(Data entries)
=-=-=

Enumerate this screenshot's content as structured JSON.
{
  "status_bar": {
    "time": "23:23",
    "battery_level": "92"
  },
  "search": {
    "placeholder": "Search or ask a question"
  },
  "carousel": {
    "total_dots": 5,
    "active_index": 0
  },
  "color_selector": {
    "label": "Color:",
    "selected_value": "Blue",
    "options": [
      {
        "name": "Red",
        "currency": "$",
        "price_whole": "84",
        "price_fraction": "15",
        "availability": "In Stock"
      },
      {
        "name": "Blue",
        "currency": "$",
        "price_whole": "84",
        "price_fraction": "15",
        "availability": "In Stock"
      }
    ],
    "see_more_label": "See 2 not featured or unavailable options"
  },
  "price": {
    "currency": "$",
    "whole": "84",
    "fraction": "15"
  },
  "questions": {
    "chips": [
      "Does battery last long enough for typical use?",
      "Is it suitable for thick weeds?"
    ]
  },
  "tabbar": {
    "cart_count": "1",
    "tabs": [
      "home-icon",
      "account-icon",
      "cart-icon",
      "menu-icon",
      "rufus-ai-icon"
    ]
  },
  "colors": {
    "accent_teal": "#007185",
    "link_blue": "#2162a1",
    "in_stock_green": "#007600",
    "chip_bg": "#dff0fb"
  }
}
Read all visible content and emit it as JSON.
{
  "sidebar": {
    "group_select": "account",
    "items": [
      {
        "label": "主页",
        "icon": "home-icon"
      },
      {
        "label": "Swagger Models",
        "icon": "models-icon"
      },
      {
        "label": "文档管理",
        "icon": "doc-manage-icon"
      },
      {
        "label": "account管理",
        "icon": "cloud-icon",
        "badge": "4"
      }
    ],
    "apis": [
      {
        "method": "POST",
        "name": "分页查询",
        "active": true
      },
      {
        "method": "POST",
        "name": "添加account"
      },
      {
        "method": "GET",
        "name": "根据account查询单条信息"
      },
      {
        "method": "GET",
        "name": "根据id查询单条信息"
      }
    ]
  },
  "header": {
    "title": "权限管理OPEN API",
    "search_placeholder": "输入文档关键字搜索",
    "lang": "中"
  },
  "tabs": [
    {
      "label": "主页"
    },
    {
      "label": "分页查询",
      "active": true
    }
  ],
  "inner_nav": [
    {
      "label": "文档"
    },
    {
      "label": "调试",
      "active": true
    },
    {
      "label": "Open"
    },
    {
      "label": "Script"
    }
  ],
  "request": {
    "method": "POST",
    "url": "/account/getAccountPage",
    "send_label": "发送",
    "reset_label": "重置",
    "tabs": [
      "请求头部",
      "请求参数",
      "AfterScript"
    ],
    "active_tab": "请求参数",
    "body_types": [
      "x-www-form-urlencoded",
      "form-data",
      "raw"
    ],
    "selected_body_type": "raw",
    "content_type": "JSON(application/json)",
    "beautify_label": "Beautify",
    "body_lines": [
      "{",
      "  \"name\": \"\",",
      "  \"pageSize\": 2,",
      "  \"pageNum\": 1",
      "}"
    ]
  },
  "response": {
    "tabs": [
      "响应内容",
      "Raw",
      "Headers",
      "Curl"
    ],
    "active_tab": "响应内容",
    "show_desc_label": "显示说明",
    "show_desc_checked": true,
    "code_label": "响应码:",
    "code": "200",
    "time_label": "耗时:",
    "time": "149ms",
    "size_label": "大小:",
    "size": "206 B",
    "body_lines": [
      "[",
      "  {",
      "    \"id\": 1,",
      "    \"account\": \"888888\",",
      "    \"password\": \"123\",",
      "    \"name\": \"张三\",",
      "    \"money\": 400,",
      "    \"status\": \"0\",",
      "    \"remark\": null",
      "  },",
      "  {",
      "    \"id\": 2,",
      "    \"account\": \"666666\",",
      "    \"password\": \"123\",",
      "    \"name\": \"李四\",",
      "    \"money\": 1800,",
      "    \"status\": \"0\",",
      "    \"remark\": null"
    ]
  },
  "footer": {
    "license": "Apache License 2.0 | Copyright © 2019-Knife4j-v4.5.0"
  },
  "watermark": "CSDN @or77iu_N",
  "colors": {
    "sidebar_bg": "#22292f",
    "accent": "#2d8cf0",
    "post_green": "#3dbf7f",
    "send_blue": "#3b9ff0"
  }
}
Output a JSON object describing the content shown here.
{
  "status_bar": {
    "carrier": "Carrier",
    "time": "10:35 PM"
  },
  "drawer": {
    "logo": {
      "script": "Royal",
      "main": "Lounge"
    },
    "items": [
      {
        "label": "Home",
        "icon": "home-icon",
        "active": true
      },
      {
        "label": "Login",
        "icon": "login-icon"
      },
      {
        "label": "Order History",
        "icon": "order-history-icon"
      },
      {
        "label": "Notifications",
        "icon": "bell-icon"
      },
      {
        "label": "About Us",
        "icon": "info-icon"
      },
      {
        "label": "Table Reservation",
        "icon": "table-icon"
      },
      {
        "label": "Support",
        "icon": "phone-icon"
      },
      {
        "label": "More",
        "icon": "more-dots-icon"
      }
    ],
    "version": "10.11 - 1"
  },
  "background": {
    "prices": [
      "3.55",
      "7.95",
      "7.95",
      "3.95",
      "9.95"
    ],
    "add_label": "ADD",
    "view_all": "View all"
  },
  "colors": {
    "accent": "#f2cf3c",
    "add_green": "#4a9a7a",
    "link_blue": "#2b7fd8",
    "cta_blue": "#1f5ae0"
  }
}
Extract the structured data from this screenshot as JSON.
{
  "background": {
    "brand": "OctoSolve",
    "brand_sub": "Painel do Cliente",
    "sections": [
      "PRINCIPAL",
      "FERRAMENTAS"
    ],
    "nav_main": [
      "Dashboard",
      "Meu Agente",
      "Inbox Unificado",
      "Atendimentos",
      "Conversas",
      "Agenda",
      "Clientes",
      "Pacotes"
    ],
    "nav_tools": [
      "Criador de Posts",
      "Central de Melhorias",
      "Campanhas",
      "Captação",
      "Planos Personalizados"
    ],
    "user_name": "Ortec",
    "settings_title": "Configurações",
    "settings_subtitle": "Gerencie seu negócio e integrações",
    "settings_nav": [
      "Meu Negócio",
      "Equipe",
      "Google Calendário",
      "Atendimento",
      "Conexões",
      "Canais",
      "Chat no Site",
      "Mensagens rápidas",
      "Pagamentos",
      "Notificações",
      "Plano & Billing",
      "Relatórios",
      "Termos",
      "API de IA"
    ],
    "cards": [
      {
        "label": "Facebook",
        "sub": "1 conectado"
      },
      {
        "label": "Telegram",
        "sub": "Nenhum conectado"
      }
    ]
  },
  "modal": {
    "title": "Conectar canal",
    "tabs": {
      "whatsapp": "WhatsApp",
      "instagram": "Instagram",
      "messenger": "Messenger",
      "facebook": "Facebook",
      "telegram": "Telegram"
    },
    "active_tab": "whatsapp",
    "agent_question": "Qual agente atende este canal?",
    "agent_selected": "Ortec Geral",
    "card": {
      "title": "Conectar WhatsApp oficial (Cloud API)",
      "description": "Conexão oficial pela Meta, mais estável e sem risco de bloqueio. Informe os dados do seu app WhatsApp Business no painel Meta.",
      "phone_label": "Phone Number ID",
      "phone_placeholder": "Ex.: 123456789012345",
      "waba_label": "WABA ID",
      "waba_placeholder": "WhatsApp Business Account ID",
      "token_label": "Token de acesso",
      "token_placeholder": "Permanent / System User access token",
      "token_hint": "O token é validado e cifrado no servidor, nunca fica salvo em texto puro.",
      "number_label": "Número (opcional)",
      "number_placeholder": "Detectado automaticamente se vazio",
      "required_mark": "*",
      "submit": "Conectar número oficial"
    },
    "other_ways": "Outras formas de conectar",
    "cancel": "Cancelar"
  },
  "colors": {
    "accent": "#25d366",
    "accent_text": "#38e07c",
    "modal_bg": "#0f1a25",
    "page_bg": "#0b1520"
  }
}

=-=-=

Exercise instructions
Extract the full listing above without alteration.

Correct answer
Enumerate this screenshot's content as structured JSON.
{
  "status_bar": {
    "time": "23:23",
    "battery_level": "92"
  },
  "search": {
    "placeholder": "Search or ask a question"
  },
  "carousel": {
    "total_dots": 5,
    "active_index": 0
  },
  "color_selector": {
    "label": "Color:",
    "selected_value": "Blue",
    "options": [
      {
        "name": "Red",
        "currency": "$",
        "price_whole": "84",
        "price_fraction": "15",
        "availability": "In Stock"
      },
      {
        "name": "Blue",
        "currency": "$",
        "price_whole": "84",
        "price_fraction": "15",
        "availability": "In Stock"
      }
    ],
    "see_more_label": "See 2 not featured or unavailable options"
  },
  "price": {
    "currency": "$",
    "whole": "84",
    "fraction": "15"
  },
  "questions": {
    "chips": [
      "Does battery last long enough for typical use?",
      "Is it suitable for thick weeds?"
    ]
  },
  "tabbar": {
    "cart_count": "1",
    "tabs": [
      "home-icon",
      "account-icon",
      "cart-icon",
      "menu-icon",
      "rufus-ai-icon"
    ]
  },
  "colors": {
    "accent_teal": "#007185",
    "link_blue": "#2162a1",
    "in_stock_green": "#007600",
    "chip_bg": "#dff0fb"
  }
}
Read all visible content and emit it as JSON.
{
  "sidebar": {
    "group_select": "account",
    "items": [
      {
        "label": "主页",
        "icon": "home-icon"
      },
      {
        "label": "Swagger Models",
        "icon": "models-icon"
      },
      {
        "label": "文档管理",
        "icon": "doc-manage-icon"
      },
      {
        "label": "account管理",
        "icon": "cloud-icon",
        "badge": "4"
      }
    ],
    "apis": [
      {
        "method": "POST",
        "name": "分页查询",
        "active": true
      },
      {
        "method": "POST",
        "name": "添加account"
      },
      {
        "method": "GET",
        "name": "根据account查询单条信息"
      },
      {
        "method": "GET",
        "name": "根据id查询单条信息"
      }
    ]
  },
  "header": {
    "title": "权限管理OPEN API",
    "search_placeholder": "输入文档关键字搜索",
    "lang": "中"
  },
  "tabs": [
    {
      "label": "主页"
    },
    {
      "label": "分页查询",
      "active": true
    }
  ],
  "inner_nav": [
    {
      "label": "文档"
    },
    {
      "label": "调试",
      "active": true
    },
    {
      "label": "Open"
    },
    {
      "label": "Script"
    }
  ],
  "request": {
    "method": "POST",
    "url": "/account/getAccountPage",
    "send_label": "发送",
    "reset_label": "重置",
    "tabs": [
      "请求头部",
      "请求参数",
      "AfterScript"
    ],
    "active_tab": "请求参数",
    "body_types": [
      "x-www-form-urlencoded",
      "form-data",
      "raw"
    ],
    "selected_body_type": "raw",
    "content_type": "JSON(application/json)",
    "beautify_label": "Beautify",
    "body_lines": [
      "{",
      "  \"name\": \"\",",
      "  \"pageSize\": 2,",
      "  \"pageNum\": 1",
      "}"
    ]
  },
  "response": {
    "tabs": [
      "响应内容",
      "Raw",
      "Headers",
      "Curl"
    ],
    "active_tab": "响应内容",
    "show_desc_label": "显示说明",
    "show_desc_checked": true,
    "code_label": "响应码:",
    "code": "200",
    "time_label": "耗时:",
    "time": "149ms",
    "size_label": "大小:",
    "size": "206 B",
    "body_lines": [
      "[",
      "  {",
      "    \"id\": 1,",
      "    \"account\": \"888888\",",
      "    \"password\": \"123\",",
      "    \"name\": \"张三\",",
      "    \"money\": 400,",
      "    \"status\": \"0\",",
      "    \"remark\": null",
      "  },",
      "  {",
      "    \"id\": 2,",
      "    \"account\": \"666666\",",
      "    \"password\": \"123\",",
      "    \"name\": \"李四\",",
      "    \"money\": 1800,",
      "    \"status\": \"0\",",
      "    \"remark\": null"
    ]
  },
  "footer": {
    "license": "Apache License 2.0 | Copyright © 2019-Knife4j-v4.5.0"
  },
  "watermark": "CSDN @or77iu_N",
  "colors": {
    "sidebar_bg": "#22292f",
    "accent": "#2d8cf0",
    "post_green": "#3dbf7f",
    "send_blue": "#3b9ff0"
  }
}
Output a JSON object describing the content shown here.
{
  "status_bar": {
    "carrier": "Carrier",
    "time": "10:35 PM"
  },
  "drawer": {
    "logo": {
      "script": "Royal",
      "main": "Lounge"
    },
    "items": [
      {
        "label": "Home",
        "icon": "home-icon",
        "active": true
      },
      {
        "label": "Login",
        "icon": "login-icon"
      },
      {
        "label": "Order History",
        "icon": "order-history-icon"
      },
      {
        "label": "Notifications",
        "icon": "bell-icon"
      },
      {
        "label": "About Us",
        "icon": "info-icon"
      },
      {
        "label": "Table Reservation",
        "icon": "table-icon"
      },
      {
        "label": "Support",
        "icon": "phone-icon"
      },
      {
        "label": "More",
        "icon": "more-dots-icon"
      }
    ],
    "version": "10.11 - 1"
  },
  "background": {
    "prices": [
      "3.55",
      "7.95",
      "7.95",
      "3.95",
      "9.95"
    ],
    "add_label": "ADD",
    "view_all": "View all"
  },
  "colors": {
    "accent": "#f2cf3c",
    "add_green": "#4a9a7a",
    "link_blue": "#2b7fd8",
    "cta_blue": "#1f5ae0"
  }
}
Extract the structured data from this screenshot as JSON.
{
  "background": {
    "brand": "OctoSolve",
    "brand_sub": "Painel do Cliente",
    "sections": [
      "PRINCIPAL",
      "FERRAMENTAS"
    ],
    "nav_main": [
      "Dashboard",
      "Meu Agente",
      "Inbox Unificado",
      "Atendimentos",
      "Conversas",
      "Agenda",
      "Clientes",
      "Pacotes"
    ],
    "nav_tools": [
      "Criador de Posts",
      "Central de Melhorias",
      "Campanhas",
      "Captação",
      "Planos Personalizados"
    ],
    "user_name": "Ortec",
    "settings_title": "Configurações",
    "settings_subtitle": "Gerencie seu negócio e integrações",
    "settings_nav": [
      "Meu Negócio",
      "Equipe",
      "Google Calendário",
      "Atendimento",
      "Conexões",
      "Canais",
      "Chat no Site",
      "Mensagens rápidas",
      "Pagamentos",
      "Notificações",
      "Plano & Billing",
      "Relatórios",
      "Termos",
      "API de IA"
    ],
    "cards": [
      {
        "label": "Facebook",
        "sub": "1 conectado"
      },
      {
        "label": "Telegram",
        "sub": "Nenhum conectado"
      }
    ]
  },
  "modal": {
    "title": "Conectar canal",
    "tabs": {
      "whatsapp": "WhatsApp",
      "instagram": "Instagram",
      "messenger": "Messenger",
      "facebook": "Facebook",
      "telegram": "Telegram"
    },
    "active_tab": "whatsapp",
    "agent_question": "Qual agente atende este canal?",
    "agent_selected": "Ortec Geral",
    "card": {
      "title": "Conectar WhatsApp oficial (Cloud API)",
      "description": "Conexão oficial pela Meta, mais estável e sem risco de bloqueio. Informe os dados do seu app WhatsApp Business no painel Meta.",
      "phone_label": "Phone Number ID",
      "phone_placeholder": "Ex.: 123456789012345",
      "waba_label": "WABA ID",
      "waba_placeholder": "WhatsApp Business Account ID",
      "token_label": "Token de acesso",
      "token_placeholder": "Permanent / System User access token",
      "token_hint": "O token é validado e cifrado no servidor, nunca fica salvo em texto puro.",
      "number_label": "Número (opcional)",
      "number_placeholder": "Detectado automaticamente se vazio",
      "required_mark": "*",
      "submit": "Conectar número oficial"
    },
    "other_ways": "Outras formas de conectar",
    "cancel": "Cancelar"
  },
  "colors": {
    "accent": "#25d366",
    "accent_text": "#38e07c",
    "modal_bg": "#0f1a25",
    "page_bg": "#0b1520"
  }
}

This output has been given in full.